**Exercise objective:** Copy the records below line for line without changing anything, and leave out the pictures.

**Data to use:**
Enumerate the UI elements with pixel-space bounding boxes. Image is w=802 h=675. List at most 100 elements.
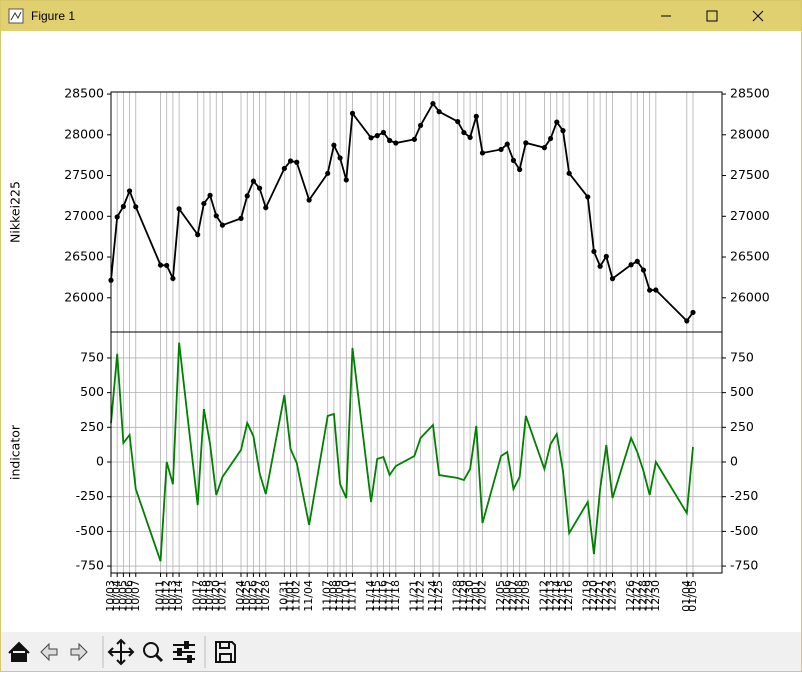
data-point	[591, 248, 597, 255]
x-tick-label: 11/25	[432, 580, 445, 612]
data-point	[653, 287, 659, 293]
x-tick-label: 11/10	[339, 580, 352, 612]
y-tick-label: 26000	[64, 289, 104, 304]
data-point	[213, 213, 219, 219]
y-tick-label: 28500	[64, 86, 104, 101]
data-point	[585, 194, 591, 200]
data-point	[256, 185, 263, 191]
x-tick-label: 12/13	[544, 580, 557, 612]
configure-button[interactable]	[173, 641, 195, 663]
title-bar: Figure 1	[1, 1, 801, 31]
x-tick-label: 10/17	[191, 580, 204, 612]
y-tick-label-right: 26500	[730, 249, 770, 264]
x-tick-label: 11/07	[321, 580, 334, 612]
y-tick-label-right: -500	[730, 523, 758, 538]
data-point	[523, 140, 529, 146]
data-point	[287, 158, 294, 164]
data-point	[566, 170, 572, 176]
data-point	[337, 155, 343, 161]
y-tick-label: 28000	[64, 126, 104, 141]
x-tick-label: 11/17	[383, 580, 396, 612]
x-tick-label: 12/15	[556, 580, 569, 612]
x-tick-label: 12/28	[636, 580, 649, 612]
y-tick-label-right: 27500	[730, 167, 770, 182]
data-point	[461, 129, 467, 136]
x-tick-label: 11/11	[345, 580, 358, 612]
data-point	[349, 110, 356, 116]
x-tick-label: 10/18	[197, 580, 210, 612]
x-tick-label: 11/08	[327, 580, 340, 612]
x-tick-label: 10/27	[253, 580, 266, 612]
data-point	[195, 232, 201, 238]
x-tick-label: 12/22	[599, 580, 612, 612]
data-point	[374, 132, 380, 139]
y-tick-label-right: -250	[730, 488, 758, 503]
data-point	[294, 159, 300, 165]
data-point	[541, 145, 548, 151]
data-point	[238, 215, 244, 221]
data-point	[628, 262, 634, 268]
data-point	[417, 122, 424, 129]
data-point	[609, 276, 616, 282]
axes-frame	[110, 331, 723, 574]
data-point	[597, 263, 603, 269]
x-tick-label: 10/12	[160, 580, 173, 612]
x-tick-label: 11/30	[463, 580, 476, 612]
x-tick-label: 12/01	[469, 580, 482, 612]
data-point	[114, 214, 120, 220]
forward-button[interactable]	[70, 642, 88, 662]
data-point	[133, 204, 139, 210]
y-tick-label: 26500	[64, 249, 104, 264]
x-tick-label: 10/28	[259, 580, 272, 612]
app-icon	[8, 8, 24, 24]
data-point	[250, 178, 257, 184]
x-tick-label: 12/16	[562, 580, 575, 612]
data-point	[479, 150, 486, 156]
x-tick-label: 11/04	[302, 580, 315, 612]
x-tick-label: 12/19	[581, 580, 594, 612]
data-point	[393, 140, 399, 146]
data-point	[510, 157, 517, 163]
data-point	[634, 258, 640, 264]
data-point	[560, 128, 566, 134]
back-button[interactable]	[40, 642, 58, 662]
close[interactable]	[752, 10, 764, 22]
y-tick-label: -250	[76, 488, 104, 503]
y-tick-label-right: 500	[730, 384, 754, 399]
x-tick-label: 12/21	[593, 580, 606, 612]
data-point	[368, 135, 374, 141]
home-button[interactable]	[8, 641, 30, 662]
data-point	[244, 193, 250, 199]
x-tick-label: 10/24	[234, 580, 247, 612]
maximize[interactable]	[706, 10, 718, 22]
x-tick-label: 12/12	[537, 580, 550, 612]
y-tick-label-right: 27000	[730, 208, 770, 223]
data-point	[343, 177, 349, 183]
y-axis-label: indicator	[8, 424, 23, 480]
data-point	[554, 119, 560, 125]
y-tick-label-right: -750	[730, 558, 758, 573]
pan-button[interactable]	[107, 638, 135, 666]
data-point	[157, 262, 164, 268]
data-point	[517, 166, 523, 173]
y-tick-label: 500	[80, 384, 104, 399]
figure: 26000 26000 26500 26500 27000 27000 27500 27500…	[8, 86, 770, 612]
y-tick-label: 250	[80, 419, 104, 434]
y-tick-label: 750	[80, 349, 104, 364]
data-point	[120, 203, 126, 210]
save-button[interactable]	[215, 641, 236, 663]
x-tick-label: 10/19	[203, 580, 216, 612]
x-tick-label: 10/04	[110, 580, 123, 612]
x-tick-label: 12/23	[606, 580, 619, 612]
data-point	[325, 170, 331, 176]
zoom-button[interactable]	[143, 642, 164, 663]
x-tick-label: 01/05	[686, 580, 699, 612]
y-tick-label: -750	[76, 558, 104, 573]
x-tick-label: 10/26	[246, 580, 259, 612]
x-tick-label: 01/04	[680, 580, 693, 612]
data-line	[110, 101, 694, 323]
x-tick-label: 11/24	[426, 580, 439, 612]
x-tick-label: 10/07	[129, 580, 142, 612]
data-line	[110, 342, 694, 562]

**Solution for this exercise:**
Enumerate the UI elements with pixel-space bounding boxes. Image is w=802 h=675. List at most 100 elements.
data-point	[591, 248, 597, 255]
x-tick-label: 11/25	[432, 580, 445, 612]
data-point	[653, 287, 659, 293]
x-tick-label: 11/10	[339, 580, 352, 612]
y-tick-label: 26000	[64, 289, 104, 304]
data-point	[213, 213, 219, 219]
y-tick-label: 28500	[64, 86, 104, 101]
data-point	[585, 194, 591, 200]
data-point	[256, 185, 263, 191]
x-tick-label: 12/13	[544, 580, 557, 612]
configure-button[interactable]	[173, 641, 195, 663]
title-bar: Figure 1	[1, 1, 801, 31]
x-tick-label: 10/17	[191, 580, 204, 612]
y-tick-label-right: 26500	[730, 249, 770, 264]
x-tick-label: 11/07	[321, 580, 334, 612]
y-tick-label-right: -500	[730, 523, 758, 538]
data-point	[523, 140, 529, 146]
data-point	[287, 158, 294, 164]
data-point	[566, 170, 572, 176]
data-point	[337, 155, 343, 161]
y-tick-label: 28000	[64, 126, 104, 141]
x-tick-label: 11/17	[383, 580, 396, 612]
x-tick-label: 12/15	[556, 580, 569, 612]
x-tick-label: 12/28	[636, 580, 649, 612]
y-tick-label-right: 27500	[730, 167, 770, 182]
data-point	[461, 129, 467, 136]
x-tick-label: 11/11	[345, 580, 358, 612]
data-point	[349, 110, 356, 116]
x-tick-label: 10/18	[197, 580, 210, 612]
x-tick-label: 11/08	[327, 580, 340, 612]
x-tick-label: 10/27	[253, 580, 266, 612]
data-point	[195, 232, 201, 238]
x-tick-label: 12/22	[599, 580, 612, 612]
data-point	[374, 132, 380, 139]
y-tick-label-right: -250	[730, 488, 758, 503]
data-point	[294, 159, 300, 165]
data-point	[541, 145, 548, 151]
data-point	[238, 215, 244, 221]
data-point	[628, 262, 634, 268]
data-point	[417, 122, 424, 129]
data-point	[609, 276, 616, 282]
axes-frame	[110, 331, 723, 574]
data-point	[597, 263, 603, 269]
x-tick-label: 10/12	[160, 580, 173, 612]
x-tick-label: 11/30	[463, 580, 476, 612]
x-tick-label: 12/01	[469, 580, 482, 612]
data-point	[114, 214, 120, 220]
forward-button[interactable]	[70, 642, 88, 662]
data-point	[133, 204, 139, 210]
y-tick-label: 26500	[64, 249, 104, 264]
x-tick-label: 10/28	[259, 580, 272, 612]
app-icon	[8, 8, 24, 24]
data-point	[250, 178, 257, 184]
x-tick-label: 12/16	[562, 580, 575, 612]
data-point	[479, 150, 486, 156]
x-tick-label: 11/04	[302, 580, 315, 612]
x-tick-label: 12/19	[581, 580, 594, 612]
data-point	[393, 140, 399, 146]
data-point	[510, 157, 517, 163]
data-point	[634, 258, 640, 264]
data-point	[560, 128, 566, 134]
back-button[interactable]	[40, 642, 58, 662]
close[interactable]	[752, 10, 764, 22]
y-tick-label: -250	[76, 488, 104, 503]
y-tick-label-right: 500	[730, 384, 754, 399]
x-tick-label: 12/21	[593, 580, 606, 612]
data-point	[368, 135, 374, 141]
home-button[interactable]	[8, 641, 30, 662]
data-point	[244, 193, 250, 199]
x-tick-label: 10/24	[234, 580, 247, 612]
maximize[interactable]	[706, 10, 718, 22]
x-tick-label: 12/12	[537, 580, 550, 612]
y-tick-label-right: 27000	[730, 208, 770, 223]
data-point	[343, 177, 349, 183]
y-axis-label: indicator	[8, 424, 23, 480]
data-point	[554, 119, 560, 125]
y-tick-label-right: -750	[730, 558, 758, 573]
pan-button[interactable]	[107, 638, 135, 666]
data-point	[157, 262, 164, 268]
data-point	[517, 166, 523, 173]
y-tick-label: 500	[80, 384, 104, 399]
figure: 26000 26000 26500 26500 27000 27000 27500 27500…	[8, 86, 770, 612]
y-tick-label: 250	[80, 419, 104, 434]
y-tick-label: 750	[80, 349, 104, 364]
data-point	[120, 203, 126, 210]
save-button[interactable]	[215, 641, 236, 663]
x-tick-label: 10/19	[203, 580, 216, 612]
x-tick-label: 10/04	[110, 580, 123, 612]
x-tick-label: 12/23	[606, 580, 619, 612]
data-point	[325, 170, 331, 176]
zoom-button[interactable]	[143, 642, 164, 663]
x-tick-label: 01/05	[686, 580, 699, 612]
y-tick-label: -750	[76, 558, 104, 573]
x-tick-label: 10/26	[246, 580, 259, 612]
x-tick-label: 01/04	[680, 580, 693, 612]
data-line	[110, 101, 694, 323]
x-tick-label: 11/24	[426, 580, 439, 612]
x-tick-label: 10/07	[129, 580, 142, 612]
data-line	[110, 342, 694, 562]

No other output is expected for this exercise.